- Work instructions:
(a) In the forum thread below about the University of California's admission testing, translate this sentence into Spanish: "I firmly believe critical thinking is the key and that is tested by essays, for the most part."
(b) According to the forum thread below on the University of California's admission testing, which states have also eliminated standardized tests in public university admissions?
(c) Reproduce the passage in the forum thread below on the University of California's admission testing, from "The dumbing down" up to and including "the most part.".

University Of California Reaches Final Decision: No More Standardized Admission Testing

Anonymous
Anonymous wrote:
Anonymous wrote:I’m skeptical that SAT is a proxy for intelligence since it is preppable. Allegedly, IQ test are not (but I personally believe. iQ tests measure exposure to to a great extent, not inherent intelligence).


I think the real problem here is that a lot of low income kids have been cheated out of a decent high school education


I'm the person you quoted and I would agree.
Anonymous
Anonymous wrote:
Anonymous wrote:
Anonymous wrote:
The fewer objective measurements, the more opaque cherry-picking they can do.

And in the near future, you'll wonder why they have way fewer Asian students graduates...




Yep this. Solves all the equity stuff that is the focus these days.


PP you replied to. As an Asian family, I strongly object to all these dumbing-down measures. Not when the US has just been downgraded to the second richest country in the world, and China has surpassed us. Immigrants haven't made this country great, generations upon generations of them, just to see it go down the toilet because snowflakes can't handle excellence.

If other systems follow suit, it will be a destructive long-term path for our country. The USA produces the most patents and does the most cutting-edge research of any country, which in turn produces a stream of inventions that can be used for defense, health, etc. Surely people see that diluting academic strength is not in the interest of the nation?


The dumbing down is not as a result of fewer standardized tests. It's the demise of critical thinking by requiring all of these standardized tests in the first place.

I get the desire to have objective measures but the test is not the answer. I firmly believe critical thinking is the key and that is tested by essays, for the most part.
Anonymous
Anonymous wrote:
Anonymous wrote:
Anonymous wrote:Given that no one else has yet to follow the Uc’s temporary move to not consider tests at all, seems doubtful that making it permanent changes anything.


Washington state, Arizona, and Oregon have also all eliminated standardized tests in public university admissions.

- Provided material:

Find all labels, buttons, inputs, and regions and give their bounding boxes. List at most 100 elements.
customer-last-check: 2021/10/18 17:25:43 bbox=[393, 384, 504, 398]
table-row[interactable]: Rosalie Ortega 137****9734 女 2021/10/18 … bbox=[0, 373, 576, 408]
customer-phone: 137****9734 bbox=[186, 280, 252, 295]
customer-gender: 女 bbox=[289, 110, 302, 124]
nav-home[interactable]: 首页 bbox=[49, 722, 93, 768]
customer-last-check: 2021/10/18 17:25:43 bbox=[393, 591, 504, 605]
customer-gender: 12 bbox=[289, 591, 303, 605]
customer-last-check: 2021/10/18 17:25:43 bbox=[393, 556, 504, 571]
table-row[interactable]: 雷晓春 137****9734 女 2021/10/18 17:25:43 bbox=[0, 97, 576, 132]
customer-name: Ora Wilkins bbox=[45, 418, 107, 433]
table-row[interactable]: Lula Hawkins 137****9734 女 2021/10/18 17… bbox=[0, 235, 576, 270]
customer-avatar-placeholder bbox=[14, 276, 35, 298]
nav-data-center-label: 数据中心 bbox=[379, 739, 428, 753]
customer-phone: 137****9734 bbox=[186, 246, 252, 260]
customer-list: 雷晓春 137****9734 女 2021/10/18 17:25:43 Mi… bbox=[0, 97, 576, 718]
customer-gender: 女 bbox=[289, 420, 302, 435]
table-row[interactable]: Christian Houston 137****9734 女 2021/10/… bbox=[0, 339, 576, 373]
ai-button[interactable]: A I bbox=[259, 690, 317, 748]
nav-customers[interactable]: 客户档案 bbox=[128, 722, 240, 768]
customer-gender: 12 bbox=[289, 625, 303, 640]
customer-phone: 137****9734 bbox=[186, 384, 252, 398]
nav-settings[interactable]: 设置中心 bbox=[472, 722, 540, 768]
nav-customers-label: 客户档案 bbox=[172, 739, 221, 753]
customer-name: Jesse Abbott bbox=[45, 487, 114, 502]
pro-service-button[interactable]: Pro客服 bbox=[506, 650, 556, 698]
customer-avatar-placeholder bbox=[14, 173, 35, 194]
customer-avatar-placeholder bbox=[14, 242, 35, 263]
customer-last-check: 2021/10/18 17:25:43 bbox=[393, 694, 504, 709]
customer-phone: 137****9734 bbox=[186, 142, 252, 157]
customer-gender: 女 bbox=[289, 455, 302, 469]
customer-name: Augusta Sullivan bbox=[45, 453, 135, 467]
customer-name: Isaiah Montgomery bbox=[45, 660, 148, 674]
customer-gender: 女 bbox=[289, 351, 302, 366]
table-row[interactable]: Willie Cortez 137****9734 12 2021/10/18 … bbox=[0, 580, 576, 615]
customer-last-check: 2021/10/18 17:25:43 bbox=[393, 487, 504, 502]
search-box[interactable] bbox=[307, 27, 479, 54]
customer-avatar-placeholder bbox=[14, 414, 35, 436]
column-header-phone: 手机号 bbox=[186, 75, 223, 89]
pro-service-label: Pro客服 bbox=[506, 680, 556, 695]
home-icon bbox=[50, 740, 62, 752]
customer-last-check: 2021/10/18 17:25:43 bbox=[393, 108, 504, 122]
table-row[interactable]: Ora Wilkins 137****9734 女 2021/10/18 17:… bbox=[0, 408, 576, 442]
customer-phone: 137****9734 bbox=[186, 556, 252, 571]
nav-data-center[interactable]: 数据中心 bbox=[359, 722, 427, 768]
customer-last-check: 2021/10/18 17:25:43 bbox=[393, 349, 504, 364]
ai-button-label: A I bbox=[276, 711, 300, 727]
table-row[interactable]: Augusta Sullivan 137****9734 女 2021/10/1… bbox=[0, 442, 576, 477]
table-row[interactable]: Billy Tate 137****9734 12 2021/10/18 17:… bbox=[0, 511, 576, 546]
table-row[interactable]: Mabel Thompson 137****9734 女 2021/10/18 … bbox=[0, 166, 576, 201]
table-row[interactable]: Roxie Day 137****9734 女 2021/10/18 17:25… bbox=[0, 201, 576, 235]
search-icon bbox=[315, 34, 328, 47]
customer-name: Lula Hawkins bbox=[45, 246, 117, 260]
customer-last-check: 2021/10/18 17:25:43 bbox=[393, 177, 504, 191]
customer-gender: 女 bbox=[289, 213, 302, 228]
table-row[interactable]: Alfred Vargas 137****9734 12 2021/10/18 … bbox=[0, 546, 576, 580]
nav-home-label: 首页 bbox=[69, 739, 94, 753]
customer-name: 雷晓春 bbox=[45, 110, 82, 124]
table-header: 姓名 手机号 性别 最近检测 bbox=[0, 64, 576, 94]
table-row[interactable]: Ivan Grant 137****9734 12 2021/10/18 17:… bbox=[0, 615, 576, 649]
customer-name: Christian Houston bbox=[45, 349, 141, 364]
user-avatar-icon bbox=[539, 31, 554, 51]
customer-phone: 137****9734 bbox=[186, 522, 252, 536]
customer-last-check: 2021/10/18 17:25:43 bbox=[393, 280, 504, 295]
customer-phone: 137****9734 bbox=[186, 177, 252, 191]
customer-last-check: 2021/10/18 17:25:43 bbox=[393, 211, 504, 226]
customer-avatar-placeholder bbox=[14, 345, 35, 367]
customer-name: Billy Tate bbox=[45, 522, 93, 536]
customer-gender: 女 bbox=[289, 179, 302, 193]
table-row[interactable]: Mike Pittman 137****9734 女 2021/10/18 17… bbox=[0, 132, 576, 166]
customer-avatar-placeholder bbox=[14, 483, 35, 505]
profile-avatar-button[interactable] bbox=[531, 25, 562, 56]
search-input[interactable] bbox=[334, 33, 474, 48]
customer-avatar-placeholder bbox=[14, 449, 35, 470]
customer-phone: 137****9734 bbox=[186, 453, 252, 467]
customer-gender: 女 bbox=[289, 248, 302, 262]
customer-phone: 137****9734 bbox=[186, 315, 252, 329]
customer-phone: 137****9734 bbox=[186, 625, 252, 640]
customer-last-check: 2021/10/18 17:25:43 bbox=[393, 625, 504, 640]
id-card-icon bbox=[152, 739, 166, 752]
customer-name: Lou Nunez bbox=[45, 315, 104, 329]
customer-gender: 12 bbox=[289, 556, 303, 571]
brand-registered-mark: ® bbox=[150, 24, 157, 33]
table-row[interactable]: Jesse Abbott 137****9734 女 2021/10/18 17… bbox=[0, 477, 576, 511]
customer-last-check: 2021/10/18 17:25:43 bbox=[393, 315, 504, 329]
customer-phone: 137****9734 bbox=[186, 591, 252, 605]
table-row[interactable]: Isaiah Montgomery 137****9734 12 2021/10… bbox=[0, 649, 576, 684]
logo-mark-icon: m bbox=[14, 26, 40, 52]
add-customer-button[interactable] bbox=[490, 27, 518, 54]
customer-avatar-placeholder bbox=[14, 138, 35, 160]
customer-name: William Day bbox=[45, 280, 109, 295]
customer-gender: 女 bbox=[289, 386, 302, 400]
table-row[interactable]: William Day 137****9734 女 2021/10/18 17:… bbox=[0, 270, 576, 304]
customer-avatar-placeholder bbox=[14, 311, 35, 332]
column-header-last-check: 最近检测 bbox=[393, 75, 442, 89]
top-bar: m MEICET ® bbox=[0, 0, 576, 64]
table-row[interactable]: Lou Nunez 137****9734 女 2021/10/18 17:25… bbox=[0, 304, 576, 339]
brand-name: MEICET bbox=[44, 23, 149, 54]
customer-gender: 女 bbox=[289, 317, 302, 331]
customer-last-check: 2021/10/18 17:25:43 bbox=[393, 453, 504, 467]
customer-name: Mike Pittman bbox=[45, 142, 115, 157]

- Worked answers:
(a) Creo firmemente que el pensamiento crítico es la clave y que eso se evalúa, en su mayor parte, mediante ensayos.

(b) Washington state, Arizona, and Oregon.

(c)
The dumbing down is not as a result of fewer standardized tests. It's the demise of critical thinking by requiring all of these standardized tests in the first place.

I get the desire to have objective measures but the test is not the answer. I firmly believe critical thinking is the key and that is tested by essays, for the most part.